**Instructions to follow:** When you write out the entries, keep every line exactly as it appears.

[Records supplied]

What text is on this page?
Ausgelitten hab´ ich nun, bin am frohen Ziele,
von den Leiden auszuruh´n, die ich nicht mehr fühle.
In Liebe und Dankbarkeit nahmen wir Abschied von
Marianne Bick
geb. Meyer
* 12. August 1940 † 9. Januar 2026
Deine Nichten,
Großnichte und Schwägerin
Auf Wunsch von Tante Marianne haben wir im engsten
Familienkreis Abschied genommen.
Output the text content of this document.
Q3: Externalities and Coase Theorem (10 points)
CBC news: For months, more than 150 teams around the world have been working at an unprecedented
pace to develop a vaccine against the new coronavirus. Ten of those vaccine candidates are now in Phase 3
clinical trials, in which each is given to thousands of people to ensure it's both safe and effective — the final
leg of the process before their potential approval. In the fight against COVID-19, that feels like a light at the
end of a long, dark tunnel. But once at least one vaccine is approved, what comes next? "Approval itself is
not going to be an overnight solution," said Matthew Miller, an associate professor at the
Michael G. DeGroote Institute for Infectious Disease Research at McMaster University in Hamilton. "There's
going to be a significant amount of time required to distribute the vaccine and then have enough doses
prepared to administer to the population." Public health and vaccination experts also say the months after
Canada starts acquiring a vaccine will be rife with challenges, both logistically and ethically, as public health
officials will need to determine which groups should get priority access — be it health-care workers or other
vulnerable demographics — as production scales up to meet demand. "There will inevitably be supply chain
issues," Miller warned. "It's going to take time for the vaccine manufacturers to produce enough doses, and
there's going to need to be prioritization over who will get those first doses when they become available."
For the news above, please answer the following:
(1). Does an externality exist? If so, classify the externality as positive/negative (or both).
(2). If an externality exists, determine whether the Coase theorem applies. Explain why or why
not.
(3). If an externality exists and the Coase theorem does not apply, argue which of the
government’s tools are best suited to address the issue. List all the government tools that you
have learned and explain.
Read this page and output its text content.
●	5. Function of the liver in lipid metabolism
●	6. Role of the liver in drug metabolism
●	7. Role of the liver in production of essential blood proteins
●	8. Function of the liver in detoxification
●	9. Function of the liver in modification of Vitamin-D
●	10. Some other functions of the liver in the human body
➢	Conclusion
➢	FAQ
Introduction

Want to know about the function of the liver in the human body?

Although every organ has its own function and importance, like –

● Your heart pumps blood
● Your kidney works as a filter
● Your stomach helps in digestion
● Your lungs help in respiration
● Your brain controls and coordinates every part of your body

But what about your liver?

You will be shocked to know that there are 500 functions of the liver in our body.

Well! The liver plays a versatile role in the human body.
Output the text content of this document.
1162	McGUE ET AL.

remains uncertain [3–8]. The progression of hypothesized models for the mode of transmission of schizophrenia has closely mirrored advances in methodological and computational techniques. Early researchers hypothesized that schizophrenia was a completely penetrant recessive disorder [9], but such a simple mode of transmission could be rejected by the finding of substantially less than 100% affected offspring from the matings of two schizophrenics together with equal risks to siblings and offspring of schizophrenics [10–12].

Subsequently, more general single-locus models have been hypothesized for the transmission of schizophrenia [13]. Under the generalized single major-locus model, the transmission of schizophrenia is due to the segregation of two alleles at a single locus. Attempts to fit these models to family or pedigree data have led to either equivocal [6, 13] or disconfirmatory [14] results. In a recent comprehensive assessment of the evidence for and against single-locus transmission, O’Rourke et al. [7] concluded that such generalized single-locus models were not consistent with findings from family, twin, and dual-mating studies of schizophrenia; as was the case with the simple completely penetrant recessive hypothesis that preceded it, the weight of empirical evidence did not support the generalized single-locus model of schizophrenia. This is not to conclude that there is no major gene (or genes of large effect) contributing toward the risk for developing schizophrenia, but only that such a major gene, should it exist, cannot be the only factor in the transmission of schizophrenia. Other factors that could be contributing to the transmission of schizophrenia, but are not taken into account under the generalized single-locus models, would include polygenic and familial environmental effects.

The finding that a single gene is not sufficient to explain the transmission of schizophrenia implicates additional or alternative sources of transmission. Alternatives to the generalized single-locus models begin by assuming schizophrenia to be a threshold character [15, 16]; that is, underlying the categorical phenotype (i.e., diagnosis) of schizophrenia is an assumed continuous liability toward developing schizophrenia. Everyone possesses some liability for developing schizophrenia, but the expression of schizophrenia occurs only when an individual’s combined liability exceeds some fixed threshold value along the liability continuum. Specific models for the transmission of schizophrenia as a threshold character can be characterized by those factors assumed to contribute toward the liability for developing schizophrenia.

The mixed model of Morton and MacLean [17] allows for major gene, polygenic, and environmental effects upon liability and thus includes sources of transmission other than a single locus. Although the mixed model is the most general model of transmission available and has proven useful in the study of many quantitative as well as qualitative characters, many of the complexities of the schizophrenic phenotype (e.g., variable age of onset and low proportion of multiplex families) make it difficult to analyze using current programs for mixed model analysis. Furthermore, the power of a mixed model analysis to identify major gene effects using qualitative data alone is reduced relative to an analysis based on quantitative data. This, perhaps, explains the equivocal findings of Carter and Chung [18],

[/Records supplied]

**Written answer:**
What text is on this page?
Ausgelitten hab´ ich nun, bin am frohen Ziele,
von den Leiden auszuruh´n, die ich nicht mehr fühle.
In Liebe und Dankbarkeit nahmen wir Abschied von
Marianne Bick
geb. Meyer
* 12. August 1940 † 9. Januar 2026
Deine Nichten,
Großnichte und Schwägerin
Auf Wunsch von Tante Marianne haben wir im engsten
Familienkreis Abschied genommen.
Output the text content of this document.
Q3: Externalities and Coase Theorem (10 points)
CBC news: For months, more than 150 teams around the world have been working at an unprecedented
pace to develop a vaccine against the new coronavirus. Ten of those vaccine candidates are now in Phase 3
clinical trials, in which each is given to thousands of people to ensure it's both safe and effective — the final
leg of the process before their potential approval. In the fight against COVID-19, that feels like a light at the
end of a long, dark tunnel. But once at least one vaccine is approved, what comes next? "Approval itself is
not going to be an overnight solution," said Matthew Miller, an associate professor at the
Michael G. DeGroote Institute for Infectious Disease Research at McMaster University in Hamilton. "There's
going to be a significant amount of time required to distribute the vaccine and then have enough doses
prepared to administer to the population." Public health and vaccination experts also say the months after
Canada starts acquiring a vaccine will be rife with challenges, both logistically and ethically, as public health
officials will need to determine which groups should get priority access — be it health-care workers or other
vulnerable demographics — as production scales up to meet demand. "There will inevitably be supply chain
issues," Miller warned. "It's going to take time for the vaccine manufacturers to produce enough doses, and
there's going to need to be prioritization over who will get those first doses when they become available."
For the news above, please answer the following:
(1). Does an externality exist? If so, classify the externality as positive/negative (or both).
(2). If an externality exists, determine whether the Coase theorem applies. Explain why or why
not.
(3). If an externality exists and the Coase theorem does not apply, argue which of the
government’s tools are best suited to address the issue. List all the government tools that you
have learned and explain.
Read this page and output its text content.
●	5. Function of the liver in lipid metabolism
●	6. Role of the liver in drug metabolism
●	7. Role of the liver in production of essential blood proteins
●	8. Function of the liver in detoxification
●	9. Function of the liver in modification of Vitamin-D
●	10. Some other functions of the liver in the human body
➢	Conclusion
➢	FAQ
Introduction

Want to know about the function of the liver in the human body?

Although every organ has its own function and importance, like –

● Your heart pumps blood
● Your kidney works as a filter
● Your stomach helps in digestion
● Your lungs help in respiration
● Your brain controls and coordinates every part of your body

But what about your liver?

You will be shocked to know that there are 500 functions of the liver in our body.

Well! The liver plays a versatile role in the human body.
Output the text content of this document.
1162	McGUE ET AL.

remains uncertain [3–8]. The progression of hypothesized models for the mode of transmission of schizophrenia has closely mirrored advances in methodological and computational techniques. Early researchers hypothesized that schizophrenia was a completely penetrant recessive disorder [9], but such a simple mode of transmission could be rejected by the finding of substantially less than 100% affected offspring from the matings of two schizophrenics together with equal risks to siblings and offspring of schizophrenics [10–12].

Subsequently, more general single-locus models have been hypothesized for the transmission of schizophrenia [13]. Under the generalized single major-locus model, the transmission of schizophrenia is due to the segregation of two alleles at a single locus. Attempts to fit these models to family or pedigree data have led to either equivocal [6, 13] or disconfirmatory [14] results. In a recent comprehensive assessment of the evidence for and against single-locus transmission, O’Rourke et al. [7] concluded that such generalized single-locus models were not consistent with findings from family, twin, and dual-mating studies of schizophrenia; as was the case with the simple completely penetrant recessive hypothesis that preceded it, the weight of empirical evidence did not support the generalized single-locus model of schizophrenia. This is not to conclude that there is no major gene (or genes of large effect) contributing toward the risk for developing schizophrenia, but only that such a major gene, should it exist, cannot be the only factor in the transmission of schizophrenia. Other factors that could be contributing to the transmission of schizophrenia, but are not taken into account under the generalized single-locus models, would include polygenic and familial environmental effects.

The finding that a single gene is not sufficient to explain the transmission of schizophrenia implicates additional or alternative sources of transmission. Alternatives to the generalized single-locus models begin by assuming schizophrenia to be a threshold character [15, 16]; that is, underlying the categorical phenotype (i.e., diagnosis) of schizophrenia is an assumed continuous liability toward developing schizophrenia. Everyone possesses some liability for developing schizophrenia, but the expression of schizophrenia occurs only when an individual’s combined liability exceeds some fixed threshold value along the liability continuum. Specific models for the transmission of schizophrenia as a threshold character can be characterized by those factors assumed to contribute toward the liability for developing schizophrenia.

The mixed model of Morton and MacLean [17] allows for major gene, polygenic, and environmental effects upon liability and thus includes sources of transmission other than a single locus. Although the mixed model is the most general model of transmission available and has proven useful in the study of many quantitative as well as qualitative characters, many of the complexities of the schizophrenic phenotype (e.g., variable age of onset and low proportion of multiplex families) make it difficult to analyze using current programs for mixed model analysis. Furthermore, the power of a mixed model analysis to identify major gene effects using qualitative data alone is reduced relative to an analysis based on quantitative data. This, perhaps, explains the equivocal findings of Carter and Chung [18],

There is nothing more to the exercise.